> [REQUIRED TASK]:
In full and without deviation, write out the entries that follow.

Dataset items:
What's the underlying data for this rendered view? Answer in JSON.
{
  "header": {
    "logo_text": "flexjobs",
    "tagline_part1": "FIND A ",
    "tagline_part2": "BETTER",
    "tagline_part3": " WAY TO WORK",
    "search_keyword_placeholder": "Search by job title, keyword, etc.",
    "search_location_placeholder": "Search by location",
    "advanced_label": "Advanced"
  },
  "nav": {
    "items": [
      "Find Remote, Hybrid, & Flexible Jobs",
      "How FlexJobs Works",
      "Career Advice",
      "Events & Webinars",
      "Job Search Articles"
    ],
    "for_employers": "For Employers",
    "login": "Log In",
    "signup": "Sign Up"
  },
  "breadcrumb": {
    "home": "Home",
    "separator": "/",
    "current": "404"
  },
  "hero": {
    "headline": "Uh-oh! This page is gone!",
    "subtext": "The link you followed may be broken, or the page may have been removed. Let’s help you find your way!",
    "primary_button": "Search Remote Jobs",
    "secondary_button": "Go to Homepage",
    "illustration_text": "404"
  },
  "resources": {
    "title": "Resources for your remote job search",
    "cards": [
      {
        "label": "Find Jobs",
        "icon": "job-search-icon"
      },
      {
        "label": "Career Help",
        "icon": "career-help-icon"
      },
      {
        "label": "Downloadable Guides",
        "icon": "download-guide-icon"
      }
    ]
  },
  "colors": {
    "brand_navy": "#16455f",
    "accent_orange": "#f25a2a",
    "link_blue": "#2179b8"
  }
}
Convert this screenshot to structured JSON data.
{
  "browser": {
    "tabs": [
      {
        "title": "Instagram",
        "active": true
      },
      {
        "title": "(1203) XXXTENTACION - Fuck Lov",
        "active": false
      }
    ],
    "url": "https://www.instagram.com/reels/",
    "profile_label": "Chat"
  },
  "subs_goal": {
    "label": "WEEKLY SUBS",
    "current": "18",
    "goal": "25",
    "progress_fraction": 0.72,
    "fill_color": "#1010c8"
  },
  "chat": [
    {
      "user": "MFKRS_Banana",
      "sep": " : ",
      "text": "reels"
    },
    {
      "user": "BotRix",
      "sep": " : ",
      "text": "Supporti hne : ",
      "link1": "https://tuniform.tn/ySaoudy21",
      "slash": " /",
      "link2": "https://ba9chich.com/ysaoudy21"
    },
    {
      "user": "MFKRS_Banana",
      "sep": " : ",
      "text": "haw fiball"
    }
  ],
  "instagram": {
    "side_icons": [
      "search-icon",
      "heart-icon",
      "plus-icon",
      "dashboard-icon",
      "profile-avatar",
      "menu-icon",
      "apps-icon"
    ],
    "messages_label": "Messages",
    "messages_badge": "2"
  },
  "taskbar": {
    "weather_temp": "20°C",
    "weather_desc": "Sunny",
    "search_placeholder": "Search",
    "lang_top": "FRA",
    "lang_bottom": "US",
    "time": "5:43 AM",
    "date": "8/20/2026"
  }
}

> [PROBLEM SOLUTION]:
What's the underlying data for this rendered view? Answer in JSON.
{
  "header": {
    "logo_text": "flexjobs",
    "tagline_part1": "FIND A ",
    "tagline_part2": "BETTER",
    "tagline_part3": " WAY TO WORK",
    "search_keyword_placeholder": "Search by job title, keyword, etc.",
    "search_location_placeholder": "Search by location",
    "advanced_label": "Advanced"
  },
  "nav": {
    "items": [
      "Find Remote, Hybrid, & Flexible Jobs",
      "How FlexJobs Works",
      "Career Advice",
      "Events & Webinars",
      "Job Search Articles"
    ],
    "for_employers": "For Employers",
    "login": "Log In",
    "signup": "Sign Up"
  },
  "breadcrumb": {
    "home": "Home",
    "separator": "/",
    "current": "404"
  },
  "hero": {
    "headline": "Uh-oh! This page is gone!",
    "subtext": "The link you followed may be broken, or the page may have been removed. Let’s help you find your way!",
    "primary_button": "Search Remote Jobs",
    "secondary_button": "Go to Homepage",
    "illustration_text": "404"
  },
  "resources": {
    "title": "Resources for your remote job search",
    "cards": [
      {
        "label": "Find Jobs",
        "icon": "job-search-icon"
      },
      {
        "label": "Career Help",
        "icon": "career-help-icon"
      },
      {
        "label": "Downloadable Guides",
        "icon": "download-guide-icon"
      }
    ]
  },
  "colors": {
    "brand_navy": "#16455f",
    "accent_orange": "#f25a2a",
    "link_blue": "#2179b8"
  }
}
Convert this screenshot to structured JSON data.
{
  "browser": {
    "tabs": [
      {
        "title": "Instagram",
        "active": true
      },
      {
        "title": "(1203) XXXTENTACION - Fuck Lov",
        "active": false
      }
    ],
    "url": "https://www.instagram.com/reels/",
    "profile_label": "Chat"
  },
  "subs_goal": {
    "label": "WEEKLY SUBS",
    "current": "18",
    "goal": "25",
    "progress_fraction": 0.72,
    "fill_color": "#1010c8"
  },
  "chat": [
    {
      "user": "MFKRS_Banana",
      "sep": " : ",
      "text": "reels"
    },
    {
      "user": "BotRix",
      "sep": " : ",
      "text": "Supporti hne : ",
      "link1": "https://tuniform.tn/ySaoudy21",
      "slash": " /",
      "link2": "https://ba9chich.com/ysaoudy21"
    },
    {
      "user": "MFKRS_Banana",
      "sep": " : ",
      "text": "haw fiball"
    }
  ],
  "instagram": {
    "side_icons": [
      "search-icon",
      "heart-icon",
      "plus-icon",
      "dashboard-icon",
      "profile-avatar",
      "menu-icon",
      "apps-icon"
    ],
    "messages_label": "Messages",
    "messages_badge": "2"
  },
  "taskbar": {
    "weather_temp": "20°C",
    "weather_desc": "Sunny",
    "search_placeholder": "Search",
    "lang_top": "FRA",
    "lang_bottom": "US",
    "time": "5:43 AM",
    "date": "8/20/2026"
  }
}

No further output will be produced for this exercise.